* Begin Supplied records *

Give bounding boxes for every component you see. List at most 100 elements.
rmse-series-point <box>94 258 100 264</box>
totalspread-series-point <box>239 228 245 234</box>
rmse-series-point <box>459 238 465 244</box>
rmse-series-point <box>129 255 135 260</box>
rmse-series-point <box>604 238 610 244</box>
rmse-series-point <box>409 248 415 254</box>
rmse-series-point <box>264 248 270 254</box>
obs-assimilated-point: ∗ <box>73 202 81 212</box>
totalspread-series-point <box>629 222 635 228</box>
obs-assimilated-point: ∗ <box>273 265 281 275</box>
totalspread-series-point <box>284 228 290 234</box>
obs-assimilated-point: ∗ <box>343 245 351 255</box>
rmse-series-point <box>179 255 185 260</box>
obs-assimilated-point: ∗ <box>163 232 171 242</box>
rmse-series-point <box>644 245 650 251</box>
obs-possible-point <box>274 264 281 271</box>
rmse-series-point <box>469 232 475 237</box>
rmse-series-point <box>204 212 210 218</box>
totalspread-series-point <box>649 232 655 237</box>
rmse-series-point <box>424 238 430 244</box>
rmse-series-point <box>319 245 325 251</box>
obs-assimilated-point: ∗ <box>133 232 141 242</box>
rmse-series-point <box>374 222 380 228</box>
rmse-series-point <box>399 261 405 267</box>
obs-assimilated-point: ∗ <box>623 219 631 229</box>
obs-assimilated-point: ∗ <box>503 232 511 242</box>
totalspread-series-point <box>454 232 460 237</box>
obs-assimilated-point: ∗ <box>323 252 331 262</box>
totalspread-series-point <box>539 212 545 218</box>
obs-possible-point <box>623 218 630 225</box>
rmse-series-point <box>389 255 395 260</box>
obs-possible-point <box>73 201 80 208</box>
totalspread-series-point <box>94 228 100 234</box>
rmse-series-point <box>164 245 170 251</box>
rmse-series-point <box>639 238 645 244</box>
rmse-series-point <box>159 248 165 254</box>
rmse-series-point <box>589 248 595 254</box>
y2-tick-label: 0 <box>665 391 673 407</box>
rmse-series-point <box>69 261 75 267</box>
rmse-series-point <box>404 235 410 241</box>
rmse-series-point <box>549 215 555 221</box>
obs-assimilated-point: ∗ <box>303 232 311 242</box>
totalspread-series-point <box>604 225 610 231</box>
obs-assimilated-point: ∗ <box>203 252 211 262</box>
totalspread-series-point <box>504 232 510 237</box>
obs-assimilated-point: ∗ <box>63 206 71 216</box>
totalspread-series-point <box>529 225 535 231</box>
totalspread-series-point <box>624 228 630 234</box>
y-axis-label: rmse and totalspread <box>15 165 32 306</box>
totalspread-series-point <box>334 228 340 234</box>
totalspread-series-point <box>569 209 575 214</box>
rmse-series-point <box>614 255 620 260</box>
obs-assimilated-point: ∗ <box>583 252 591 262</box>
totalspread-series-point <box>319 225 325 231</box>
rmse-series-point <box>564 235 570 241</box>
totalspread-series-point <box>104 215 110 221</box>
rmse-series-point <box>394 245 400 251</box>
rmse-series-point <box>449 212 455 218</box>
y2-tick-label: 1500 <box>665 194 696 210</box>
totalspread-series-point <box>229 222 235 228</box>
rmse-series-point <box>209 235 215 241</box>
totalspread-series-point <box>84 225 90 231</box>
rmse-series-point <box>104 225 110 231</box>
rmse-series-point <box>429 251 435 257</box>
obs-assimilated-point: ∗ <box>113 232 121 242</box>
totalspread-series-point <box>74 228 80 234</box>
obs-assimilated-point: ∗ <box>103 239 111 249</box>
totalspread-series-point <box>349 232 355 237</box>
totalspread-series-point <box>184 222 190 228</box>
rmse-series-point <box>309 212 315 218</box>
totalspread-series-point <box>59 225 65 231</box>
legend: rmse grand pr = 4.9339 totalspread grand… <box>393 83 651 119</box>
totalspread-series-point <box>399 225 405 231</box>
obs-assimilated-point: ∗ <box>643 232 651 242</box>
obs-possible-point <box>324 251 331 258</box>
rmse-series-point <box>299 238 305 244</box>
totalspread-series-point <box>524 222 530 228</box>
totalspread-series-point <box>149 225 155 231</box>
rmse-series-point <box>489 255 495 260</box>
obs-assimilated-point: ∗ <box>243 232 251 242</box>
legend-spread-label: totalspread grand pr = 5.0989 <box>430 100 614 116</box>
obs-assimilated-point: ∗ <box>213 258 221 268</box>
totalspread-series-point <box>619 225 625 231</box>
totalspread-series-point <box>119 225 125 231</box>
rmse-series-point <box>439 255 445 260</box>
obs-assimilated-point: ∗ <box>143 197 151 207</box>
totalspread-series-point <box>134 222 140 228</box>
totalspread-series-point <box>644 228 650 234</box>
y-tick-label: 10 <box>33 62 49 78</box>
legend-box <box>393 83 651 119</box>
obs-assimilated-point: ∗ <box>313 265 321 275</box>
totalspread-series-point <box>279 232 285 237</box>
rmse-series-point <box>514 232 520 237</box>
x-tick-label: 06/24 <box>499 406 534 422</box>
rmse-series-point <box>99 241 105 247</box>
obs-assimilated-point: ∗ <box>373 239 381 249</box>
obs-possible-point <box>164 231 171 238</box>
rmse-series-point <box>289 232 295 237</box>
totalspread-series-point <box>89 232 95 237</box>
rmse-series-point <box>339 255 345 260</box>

* End Supplied records *

> _What to do_: Reproduce the entire listing above verbatim, from its opening line through its final line.

> _Completed task_:
Give bounding boxes for every component you see. List at most 100 elements.
rmse-series-point <box>94 258 100 264</box>
totalspread-series-point <box>239 228 245 234</box>
rmse-series-point <box>459 238 465 244</box>
rmse-series-point <box>129 255 135 260</box>
rmse-series-point <box>604 238 610 244</box>
rmse-series-point <box>409 248 415 254</box>
rmse-series-point <box>264 248 270 254</box>
obs-assimilated-point: ∗ <box>73 202 81 212</box>
totalspread-series-point <box>629 222 635 228</box>
obs-assimilated-point: ∗ <box>273 265 281 275</box>
totalspread-series-point <box>284 228 290 234</box>
obs-assimilated-point: ∗ <box>343 245 351 255</box>
rmse-series-point <box>179 255 185 260</box>
obs-assimilated-point: ∗ <box>163 232 171 242</box>
rmse-series-point <box>644 245 650 251</box>
obs-possible-point <box>274 264 281 271</box>
rmse-series-point <box>469 232 475 237</box>
rmse-series-point <box>204 212 210 218</box>
totalspread-series-point <box>649 232 655 237</box>
rmse-series-point <box>424 238 430 244</box>
rmse-series-point <box>319 245 325 251</box>
obs-assimilated-point: ∗ <box>133 232 141 242</box>
rmse-series-point <box>374 222 380 228</box>
rmse-series-point <box>399 261 405 267</box>
obs-assimilated-point: ∗ <box>623 219 631 229</box>
obs-assimilated-point: ∗ <box>503 232 511 242</box>
totalspread-series-point <box>454 232 460 237</box>
obs-assimilated-point: ∗ <box>323 252 331 262</box>
totalspread-series-point <box>539 212 545 218</box>
obs-possible-point <box>623 218 630 225</box>
rmse-series-point <box>389 255 395 260</box>
obs-possible-point <box>73 201 80 208</box>
totalspread-series-point <box>94 228 100 234</box>
rmse-series-point <box>164 245 170 251</box>
rmse-series-point <box>639 238 645 244</box>
rmse-series-point <box>159 248 165 254</box>
rmse-series-point <box>589 248 595 254</box>
y2-tick-label: 0 <box>665 391 673 407</box>
rmse-series-point <box>69 261 75 267</box>
rmse-series-point <box>404 235 410 241</box>
rmse-series-point <box>549 215 555 221</box>
obs-assimilated-point: ∗ <box>303 232 311 242</box>
totalspread-series-point <box>604 225 610 231</box>
obs-assimilated-point: ∗ <box>203 252 211 262</box>
totalspread-series-point <box>504 232 510 237</box>
obs-assimilated-point: ∗ <box>63 206 71 216</box>
totalspread-series-point <box>529 225 535 231</box>
totalspread-series-point <box>624 228 630 234</box>
y-axis-label: rmse and totalspread <box>15 165 32 306</box>
totalspread-series-point <box>334 228 340 234</box>
totalspread-series-point <box>569 209 575 214</box>
rmse-series-point <box>614 255 620 260</box>
obs-assimilated-point: ∗ <box>583 252 591 262</box>
totalspread-series-point <box>319 225 325 231</box>
rmse-series-point <box>564 235 570 241</box>
totalspread-series-point <box>104 215 110 221</box>
rmse-series-point <box>394 245 400 251</box>
rmse-series-point <box>449 212 455 218</box>
y2-tick-label: 1500 <box>665 194 696 210</box>
totalspread-series-point <box>229 222 235 228</box>
rmse-series-point <box>209 235 215 241</box>
totalspread-series-point <box>84 225 90 231</box>
rmse-series-point <box>104 225 110 231</box>
rmse-series-point <box>429 251 435 257</box>
obs-assimilated-point: ∗ <box>113 232 121 242</box>
totalspread-series-point <box>74 228 80 234</box>
obs-assimilated-point: ∗ <box>103 239 111 249</box>
totalspread-series-point <box>349 232 355 237</box>
totalspread-series-point <box>184 222 190 228</box>
rmse-series-point <box>309 212 315 218</box>
totalspread-series-point <box>59 225 65 231</box>
legend: rmse grand pr = 4.9339 totalspread grand… <box>393 83 651 119</box>
totalspread-series-point <box>399 225 405 231</box>
obs-assimilated-point: ∗ <box>643 232 651 242</box>
obs-possible-point <box>324 251 331 258</box>
rmse-series-point <box>299 238 305 244</box>
totalspread-series-point <box>524 222 530 228</box>
totalspread-series-point <box>149 225 155 231</box>
rmse-series-point <box>489 255 495 260</box>
obs-assimilated-point: ∗ <box>243 232 251 242</box>
legend-spread-label: totalspread grand pr = 5.0989 <box>430 100 614 116</box>
obs-assimilated-point: ∗ <box>213 258 221 268</box>
totalspread-series-point <box>619 225 625 231</box>
totalspread-series-point <box>119 225 125 231</box>
rmse-series-point <box>439 255 445 260</box>
obs-assimilated-point: ∗ <box>143 197 151 207</box>
totalspread-series-point <box>134 222 140 228</box>
totalspread-series-point <box>644 228 650 234</box>
y-tick-label: 10 <box>33 62 49 78</box>
legend-box <box>393 83 651 119</box>
obs-assimilated-point: ∗ <box>313 265 321 275</box>
totalspread-series-point <box>279 232 285 237</box>
rmse-series-point <box>514 232 520 237</box>
x-tick-label: 06/24 <box>499 406 534 422</box>
rmse-series-point <box>99 241 105 247</box>
obs-assimilated-point: ∗ <box>373 239 381 249</box>
obs-possible-point <box>164 231 171 238</box>
rmse-series-point <box>289 232 295 237</box>
totalspread-series-point <box>89 232 95 237</box>
rmse-series-point <box>339 255 345 260</box>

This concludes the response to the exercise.